## REQUIREMENTS
Show each line that has the string "with" in it.

## DATA SHOWN
☆ ☆ ☆ ☆ ☆
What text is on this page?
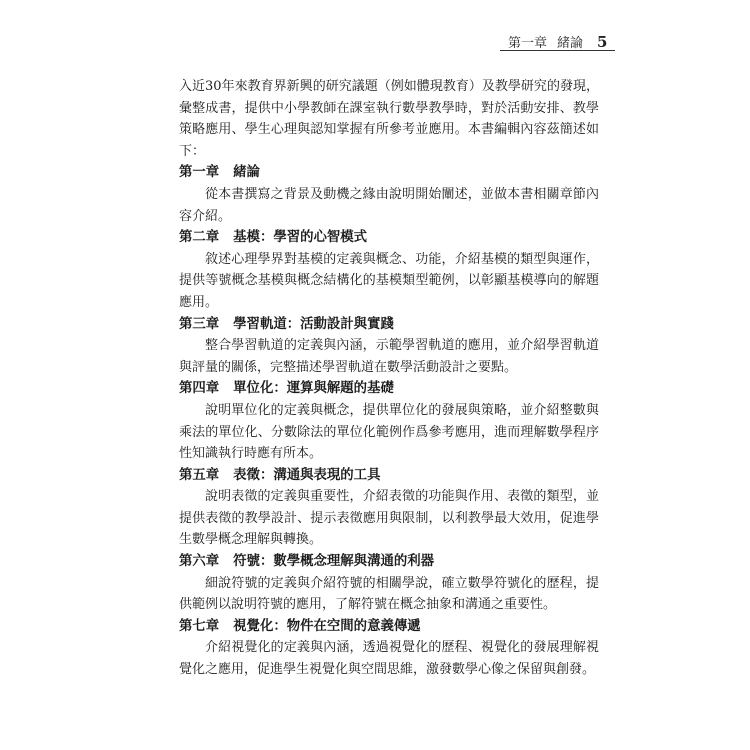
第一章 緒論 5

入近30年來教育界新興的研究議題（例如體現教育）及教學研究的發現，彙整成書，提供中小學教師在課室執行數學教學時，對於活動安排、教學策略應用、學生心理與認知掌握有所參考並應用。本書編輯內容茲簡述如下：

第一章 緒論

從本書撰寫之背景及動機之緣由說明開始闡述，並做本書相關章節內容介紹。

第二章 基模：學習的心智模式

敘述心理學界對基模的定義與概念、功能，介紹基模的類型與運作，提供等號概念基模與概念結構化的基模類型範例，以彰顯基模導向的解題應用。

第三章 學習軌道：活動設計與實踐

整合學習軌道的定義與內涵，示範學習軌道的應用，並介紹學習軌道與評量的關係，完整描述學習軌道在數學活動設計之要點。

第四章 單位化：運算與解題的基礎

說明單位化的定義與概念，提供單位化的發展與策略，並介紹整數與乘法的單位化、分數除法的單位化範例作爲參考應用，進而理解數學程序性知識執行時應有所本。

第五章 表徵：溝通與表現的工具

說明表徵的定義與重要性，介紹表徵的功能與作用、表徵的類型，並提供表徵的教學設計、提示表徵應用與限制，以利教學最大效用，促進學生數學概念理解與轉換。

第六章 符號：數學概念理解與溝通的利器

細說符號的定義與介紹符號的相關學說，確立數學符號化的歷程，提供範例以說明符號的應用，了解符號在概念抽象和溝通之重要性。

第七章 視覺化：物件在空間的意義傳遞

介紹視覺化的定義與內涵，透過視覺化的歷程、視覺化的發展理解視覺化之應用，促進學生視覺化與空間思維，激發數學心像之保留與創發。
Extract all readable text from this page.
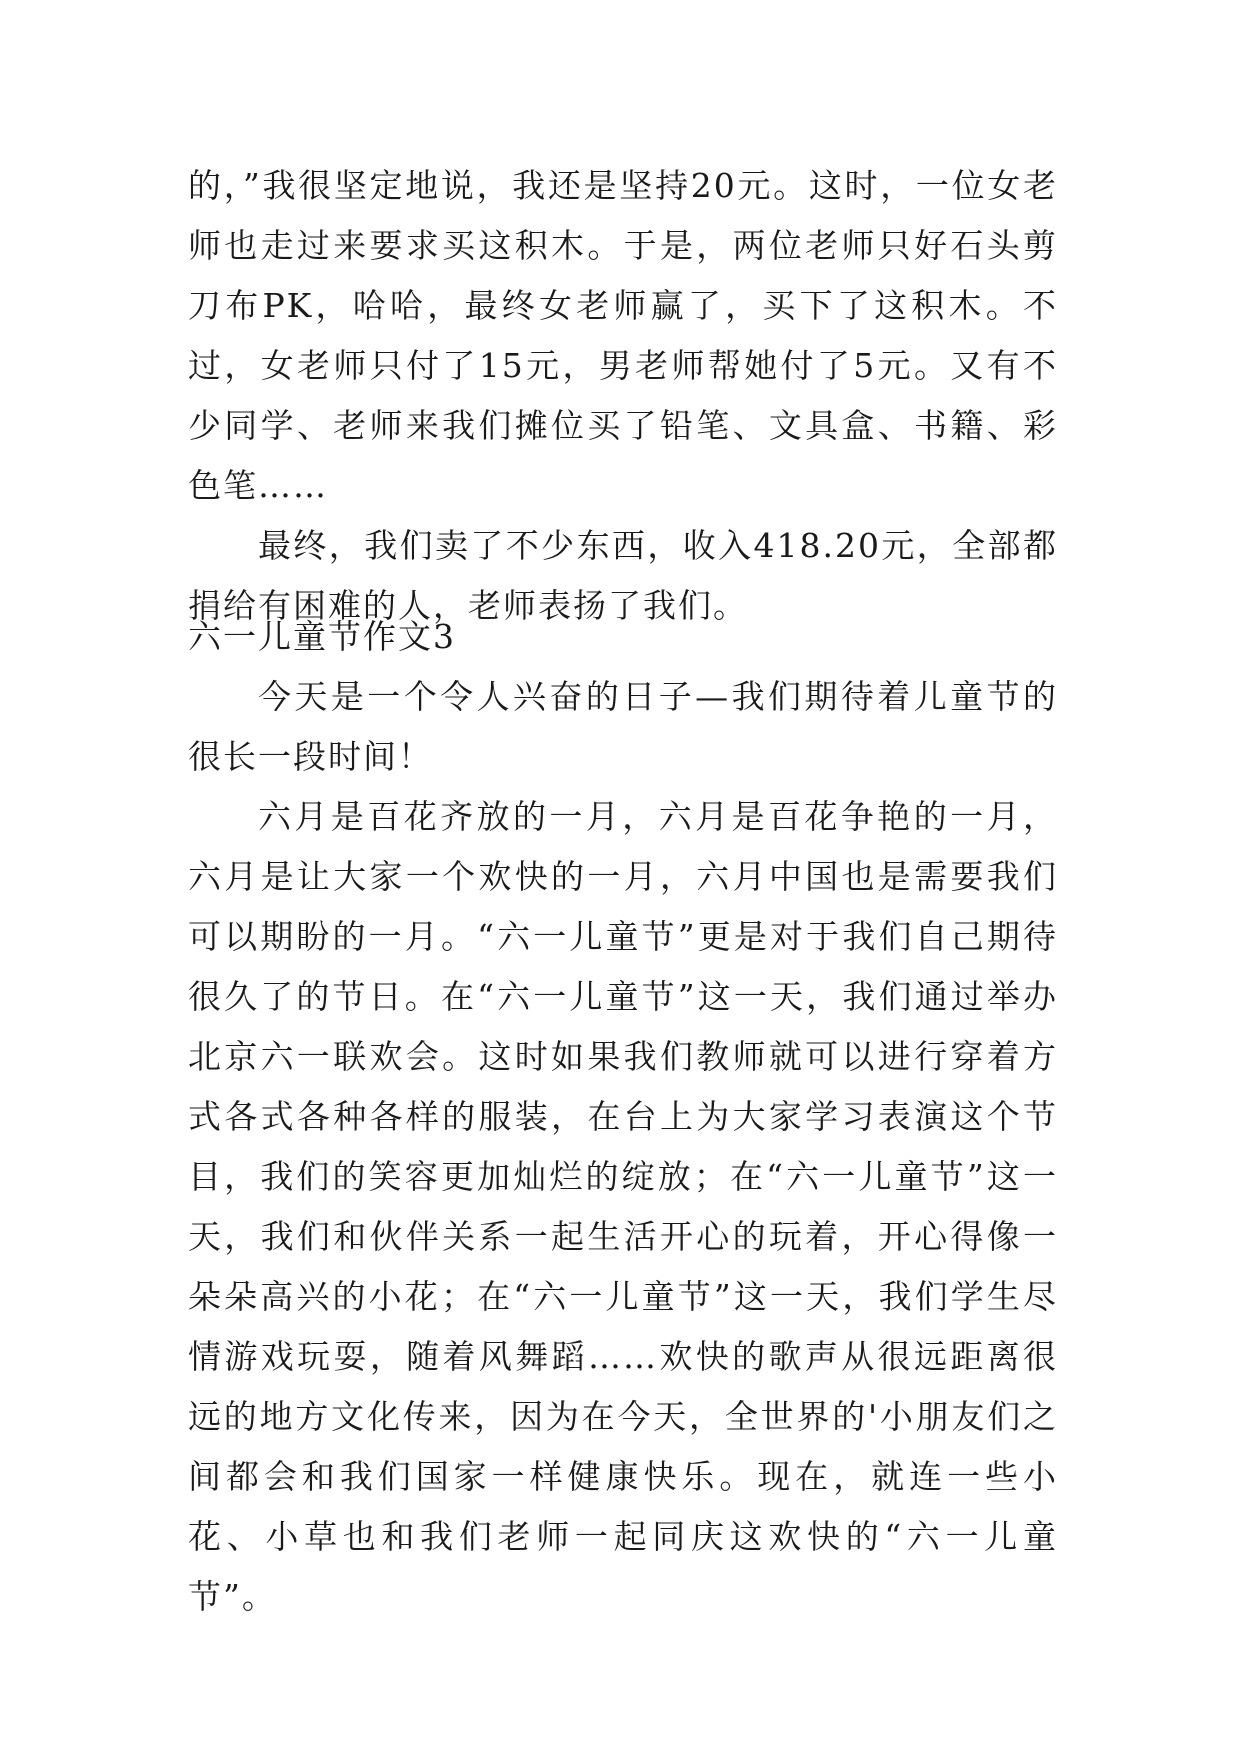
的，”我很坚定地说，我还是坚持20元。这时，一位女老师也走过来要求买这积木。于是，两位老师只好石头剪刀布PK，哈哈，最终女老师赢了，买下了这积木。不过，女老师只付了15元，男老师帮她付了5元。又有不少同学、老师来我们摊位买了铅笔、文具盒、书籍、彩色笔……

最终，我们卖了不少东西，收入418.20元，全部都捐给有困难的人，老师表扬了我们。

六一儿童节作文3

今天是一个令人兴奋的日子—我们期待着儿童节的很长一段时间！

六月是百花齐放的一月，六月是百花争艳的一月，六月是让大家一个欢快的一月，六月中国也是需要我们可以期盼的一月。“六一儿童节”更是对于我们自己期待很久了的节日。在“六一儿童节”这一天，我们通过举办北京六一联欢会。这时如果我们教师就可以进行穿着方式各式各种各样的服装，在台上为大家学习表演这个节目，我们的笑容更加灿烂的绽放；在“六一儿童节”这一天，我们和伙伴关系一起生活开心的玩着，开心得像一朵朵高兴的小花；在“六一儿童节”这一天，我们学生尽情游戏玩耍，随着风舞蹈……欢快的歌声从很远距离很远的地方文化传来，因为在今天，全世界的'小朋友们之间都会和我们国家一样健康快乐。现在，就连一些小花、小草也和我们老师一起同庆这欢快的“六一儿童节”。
☆ ☆ ☆ ☆ ☆
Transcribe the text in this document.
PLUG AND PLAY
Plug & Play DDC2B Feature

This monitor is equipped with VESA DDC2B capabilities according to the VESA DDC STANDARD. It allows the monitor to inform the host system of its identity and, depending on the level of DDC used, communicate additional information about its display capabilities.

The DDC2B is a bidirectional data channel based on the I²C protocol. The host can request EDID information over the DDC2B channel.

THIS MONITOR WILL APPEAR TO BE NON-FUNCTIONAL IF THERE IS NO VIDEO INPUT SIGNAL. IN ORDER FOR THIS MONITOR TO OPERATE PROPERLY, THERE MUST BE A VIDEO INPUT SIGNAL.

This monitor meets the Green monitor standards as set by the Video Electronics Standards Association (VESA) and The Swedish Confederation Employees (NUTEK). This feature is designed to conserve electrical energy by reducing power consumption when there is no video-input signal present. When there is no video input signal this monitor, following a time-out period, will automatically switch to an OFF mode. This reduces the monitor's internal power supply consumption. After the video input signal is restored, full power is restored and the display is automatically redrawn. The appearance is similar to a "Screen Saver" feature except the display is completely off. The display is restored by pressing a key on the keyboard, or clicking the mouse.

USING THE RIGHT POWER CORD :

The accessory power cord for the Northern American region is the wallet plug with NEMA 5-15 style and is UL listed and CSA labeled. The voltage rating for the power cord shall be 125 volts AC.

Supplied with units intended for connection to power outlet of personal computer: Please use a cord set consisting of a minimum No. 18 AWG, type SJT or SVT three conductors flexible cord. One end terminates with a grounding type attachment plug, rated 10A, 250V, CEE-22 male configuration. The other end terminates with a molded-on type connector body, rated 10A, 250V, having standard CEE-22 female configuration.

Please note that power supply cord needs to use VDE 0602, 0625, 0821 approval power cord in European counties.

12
☆ ☆ ☆ ☆ ☆
## RIGHT ANSWER
This monitor is equipped with VESA DDC2B capabilities according to the VESA DDC STANDARD. It allows the monitor to inform the host system of its identity and, depending on the level of DDC used, communicate additional information about its display capabilities.
The accessory power cord for the Northern American region is the wallet plug with NEMA 5-15 style and is UL listed and CSA labeled. The voltage rating for the power cord shall be 125 volts AC.
Supplied with units intended for connection to power outlet of personal computer: Please use a cord set consisting of a minimum No. 18 AWG, type SJT or SVT three conductors flexible cord. One end terminates with a grounding type attachment plug, rated 10A, 250V, CEE-22 male configuration. The other end terminates with a molded-on type connector body, rated 10A, 250V, having standard CEE-22 female configuration.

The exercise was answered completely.